Data entries:
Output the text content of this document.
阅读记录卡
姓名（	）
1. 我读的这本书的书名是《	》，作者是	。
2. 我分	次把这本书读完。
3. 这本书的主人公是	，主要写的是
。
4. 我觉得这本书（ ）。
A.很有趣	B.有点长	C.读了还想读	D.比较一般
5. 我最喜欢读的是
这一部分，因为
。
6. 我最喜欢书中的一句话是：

### [Problem to solve]
Using the listing above, retype each line exactly.

### [Full response]
Output the text content of this document.
阅读记录卡
姓名（	）
1. 我读的这本书的书名是《	》，作者是	。
2. 我分	次把这本书读完。
3. 这本书的主人公是	，主要写的是
。
4. 我觉得这本书（ ）。
A.很有趣	B.有点长	C.读了还想读	D.比较一般
5. 我最喜欢读的是
这一部分，因为
。
6. 我最喜欢书中的一句话是：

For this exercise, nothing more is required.